Extracted data entries:
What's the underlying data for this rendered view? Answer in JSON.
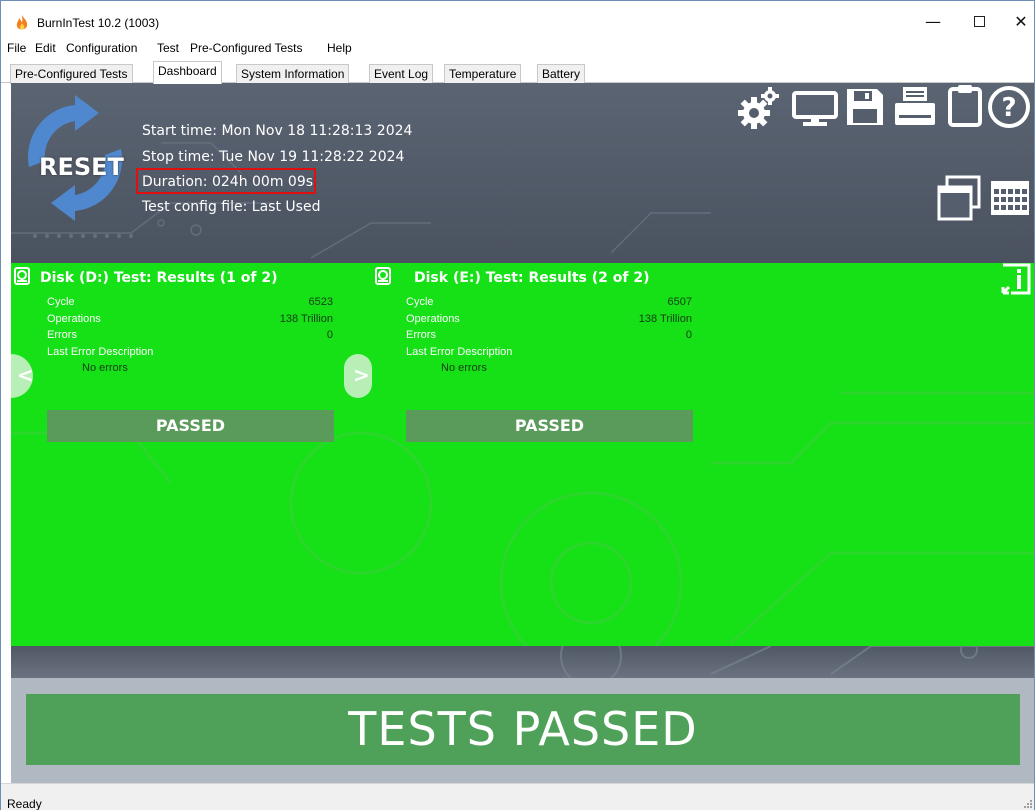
{
  "window": {
    "title": "BurnInTest 10.2 (1003)",
    "controls": {
      "minimize": "—",
      "close": "✕"
    }
  },
  "menu": [
    "File",
    "Edit",
    "Configuration",
    "Test",
    "Pre-Configured Tests",
    "Help"
  ],
  "tabs": [
    {
      "label": "Pre-Configured Tests",
      "active": false
    },
    {
      "label": "Dashboard",
      "active": true
    },
    {
      "label": "System Information",
      "active": false
    },
    {
      "label": "Event Log",
      "active": false
    },
    {
      "label": "Temperature",
      "active": false
    },
    {
      "label": "Battery",
      "active": false
    }
  ],
  "dashboard": {
    "reset_label": "RESET",
    "start_time": "Start time: Mon Nov 18 11:28:13 2024",
    "stop_time": "Stop time: Tue Nov 19 11:28:22 2024",
    "duration": "Duration: 024h 00m 09s",
    "config_file": "Test config file: Last Used",
    "highlight_color": "#e01010",
    "toolbar_icons": [
      "gears-icon",
      "monitor-icon",
      "save-icon",
      "printer-icon",
      "clipboard-icon",
      "help-icon",
      "windows-icon",
      "calendar-icon"
    ]
  },
  "results": {
    "background": "#16e016",
    "disks": [
      {
        "title": "Disk (D:) Test: Results (1 of 2)",
        "cycle_label": "Cycle",
        "cycle": "6523",
        "operations_label": "Operations",
        "operations": "138 Trillion",
        "errors_label": "Errors",
        "errors": "0",
        "last_error_label": "Last Error Description",
        "last_error": "No errors",
        "status": "PASSED"
      },
      {
        "title": "Disk (E:) Test: Results (2 of 2)",
        "cycle_label": "Cycle",
        "cycle": "6507",
        "operations_label": "Operations",
        "operations": "138 Trillion",
        "errors_label": "Errors",
        "errors": "0",
        "last_error_label": "Last Error Description",
        "last_error": "No errors",
        "status": "PASSED"
      }
    ],
    "nav": {
      "prev": "<",
      "next": ">"
    }
  },
  "summary": {
    "label": "TESTS PASSED",
    "color": "#4fa15a"
  },
  "status_bar": {
    "text": "Ready"
  }
}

**Task goal:** Except for the pictures, print the data above exactly.

**Response to the exercise:**
What's the underlying data for this rendered view? Answer in JSON.
{
  "window": {
    "title": "BurnInTest 10.2 (1003)",
    "controls": {
      "minimize": "—",
      "close": "✕"
    }
  },
  "menu": [
    "File",
    "Edit",
    "Configuration",
    "Test",
    "Pre-Configured Tests",
    "Help"
  ],
  "tabs": [
    {
      "label": "Pre-Configured Tests",
      "active": false
    },
    {
      "label": "Dashboard",
      "active": true
    },
    {
      "label": "System Information",
      "active": false
    },
    {
      "label": "Event Log",
      "active": false
    },
    {
      "label": "Temperature",
      "active": false
    },
    {
      "label": "Battery",
      "active": false
    }
  ],
  "dashboard": {
    "reset_label": "RESET",
    "start_time": "Start time: Mon Nov 18 11:28:13 2024",
    "stop_time": "Stop time: Tue Nov 19 11:28:22 2024",
    "duration": "Duration: 024h 00m 09s",
    "config_file": "Test config file: Last Used",
    "highlight_color": "#e01010",
    "toolbar_icons": [
      "gears-icon",
      "monitor-icon",
      "save-icon",
      "printer-icon",
      "clipboard-icon",
      "help-icon",
      "windows-icon",
      "calendar-icon"
    ]
  },
  "results": {
    "background": "#16e016",
    "disks": [
      {
        "title": "Disk (D:) Test: Results (1 of 2)",
        "cycle_label": "Cycle",
        "cycle": "6523",
        "operations_label": "Operations",
        "operations": "138 Trillion",
        "errors_label": "Errors",
        "errors": "0",
        "last_error_label": "Last Error Description",
        "last_error": "No errors",
        "status": "PASSED"
      },
      {
        "title": "Disk (E:) Test: Results (2 of 2)",
        "cycle_label": "Cycle",
        "cycle": "6507",
        "operations_label": "Operations",
        "operations": "138 Trillion",
        "errors_label": "Errors",
        "errors": "0",
        "last_error_label": "Last Error Description",
        "last_error": "No errors",
        "status": "PASSED"
      }
    ],
    "nav": {
      "prev": "<",
      "next": ">"
    }
  },
  "summary": {
    "label": "TESTS PASSED",
    "color": "#4fa15a"
  },
  "status_bar": {
    "text": "Ready"
  }
}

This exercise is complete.